[A run of records]
++++

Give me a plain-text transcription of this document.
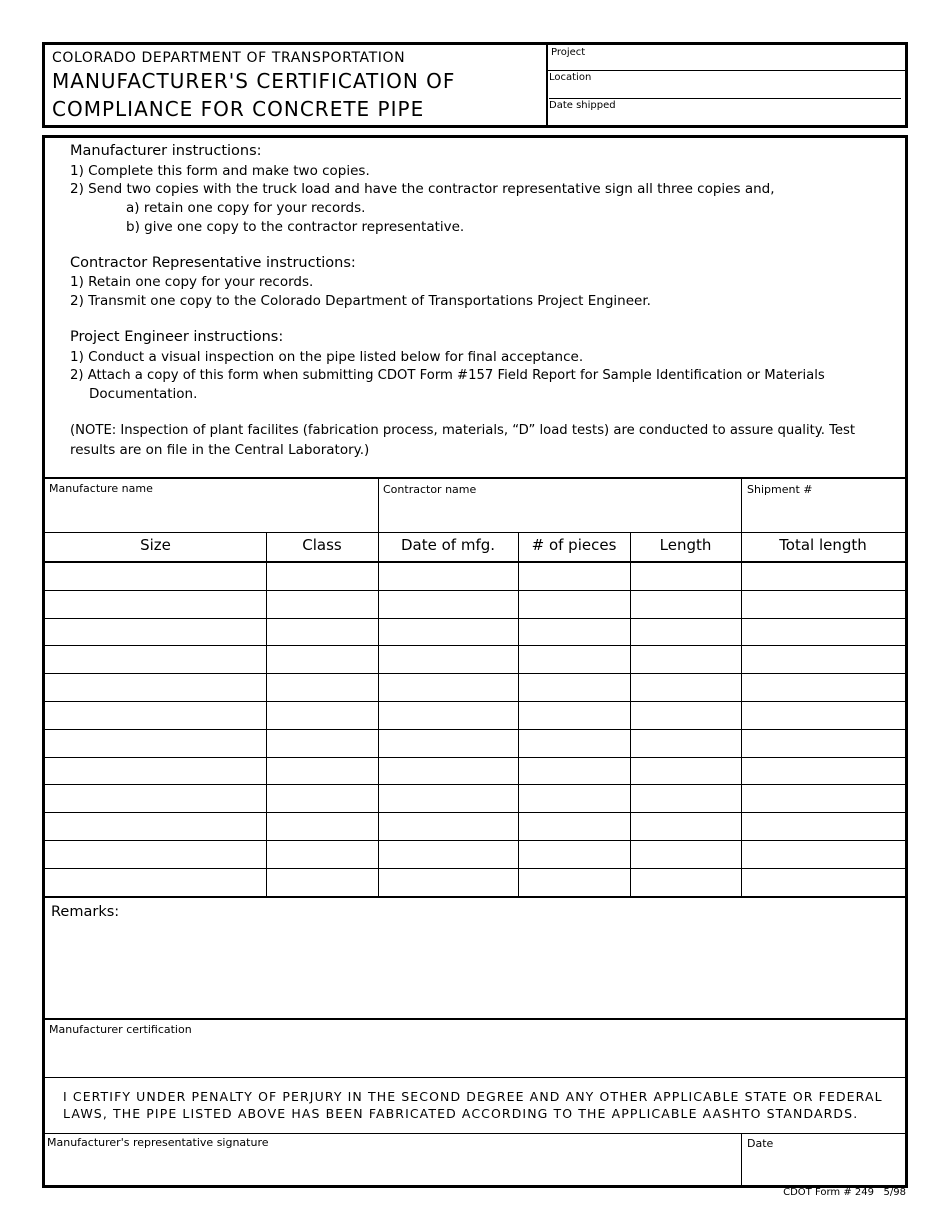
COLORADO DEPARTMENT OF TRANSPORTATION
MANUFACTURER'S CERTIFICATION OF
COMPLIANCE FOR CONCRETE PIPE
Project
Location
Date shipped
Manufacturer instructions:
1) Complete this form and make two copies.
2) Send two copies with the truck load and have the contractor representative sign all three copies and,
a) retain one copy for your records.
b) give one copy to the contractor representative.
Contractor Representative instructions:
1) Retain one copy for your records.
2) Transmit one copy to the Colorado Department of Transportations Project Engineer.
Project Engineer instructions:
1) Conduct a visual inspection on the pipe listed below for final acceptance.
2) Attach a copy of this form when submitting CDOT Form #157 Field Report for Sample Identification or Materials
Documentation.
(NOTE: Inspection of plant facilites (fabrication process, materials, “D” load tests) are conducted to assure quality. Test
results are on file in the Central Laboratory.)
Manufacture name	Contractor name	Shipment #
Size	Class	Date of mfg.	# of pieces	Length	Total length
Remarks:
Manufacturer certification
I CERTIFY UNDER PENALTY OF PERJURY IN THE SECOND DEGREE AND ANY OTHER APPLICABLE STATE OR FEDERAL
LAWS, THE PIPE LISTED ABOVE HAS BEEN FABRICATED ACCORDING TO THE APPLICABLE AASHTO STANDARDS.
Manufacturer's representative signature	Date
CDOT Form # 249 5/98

++++

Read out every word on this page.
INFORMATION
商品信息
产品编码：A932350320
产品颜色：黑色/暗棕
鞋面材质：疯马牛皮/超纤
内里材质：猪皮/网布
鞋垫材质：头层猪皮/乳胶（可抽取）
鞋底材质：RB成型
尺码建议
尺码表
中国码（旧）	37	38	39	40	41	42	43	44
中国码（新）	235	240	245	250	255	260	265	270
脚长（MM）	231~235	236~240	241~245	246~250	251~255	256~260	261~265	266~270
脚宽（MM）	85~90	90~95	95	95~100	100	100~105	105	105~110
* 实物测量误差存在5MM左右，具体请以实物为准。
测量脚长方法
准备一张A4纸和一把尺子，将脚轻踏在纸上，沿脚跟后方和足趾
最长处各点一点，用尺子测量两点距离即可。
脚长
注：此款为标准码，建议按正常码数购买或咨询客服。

++++

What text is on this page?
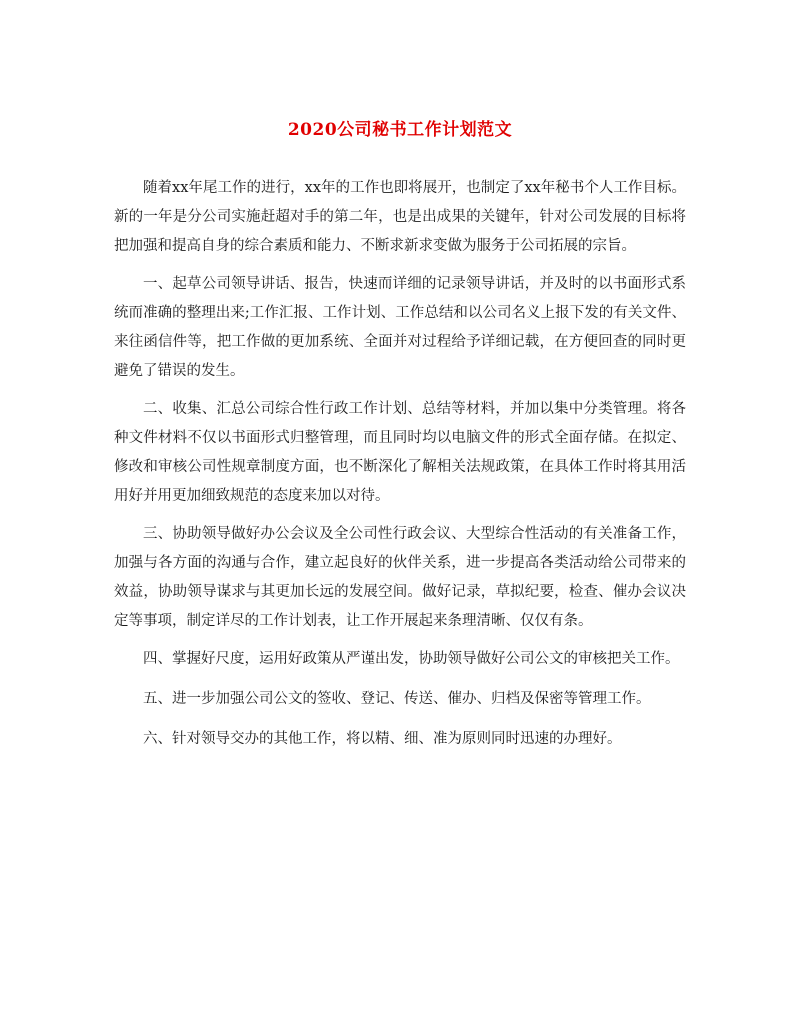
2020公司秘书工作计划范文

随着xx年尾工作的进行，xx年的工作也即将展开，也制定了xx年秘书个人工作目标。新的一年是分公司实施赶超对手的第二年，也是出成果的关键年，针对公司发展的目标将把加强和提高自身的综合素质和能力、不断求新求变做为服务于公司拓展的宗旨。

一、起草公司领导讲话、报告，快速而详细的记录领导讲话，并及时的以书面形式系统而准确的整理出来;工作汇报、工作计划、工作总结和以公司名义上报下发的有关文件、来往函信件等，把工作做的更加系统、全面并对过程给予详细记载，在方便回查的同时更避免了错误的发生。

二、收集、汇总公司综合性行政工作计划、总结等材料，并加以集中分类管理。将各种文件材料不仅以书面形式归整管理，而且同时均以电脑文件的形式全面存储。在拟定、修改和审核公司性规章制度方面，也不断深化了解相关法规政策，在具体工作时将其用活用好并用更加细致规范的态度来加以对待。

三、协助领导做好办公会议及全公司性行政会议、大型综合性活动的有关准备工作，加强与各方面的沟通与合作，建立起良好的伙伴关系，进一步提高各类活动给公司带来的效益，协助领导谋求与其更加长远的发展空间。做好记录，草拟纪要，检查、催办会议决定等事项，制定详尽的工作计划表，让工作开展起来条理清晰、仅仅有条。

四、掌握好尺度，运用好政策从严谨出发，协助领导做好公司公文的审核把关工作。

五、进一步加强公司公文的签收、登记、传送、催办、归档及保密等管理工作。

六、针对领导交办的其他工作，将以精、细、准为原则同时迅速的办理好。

++++

Locate and copy each line in the data above that includes the word "Engineer".

2) Transmit one copy to the Colorado Department of Transportations Project Engineer.
Project Engineer instructions:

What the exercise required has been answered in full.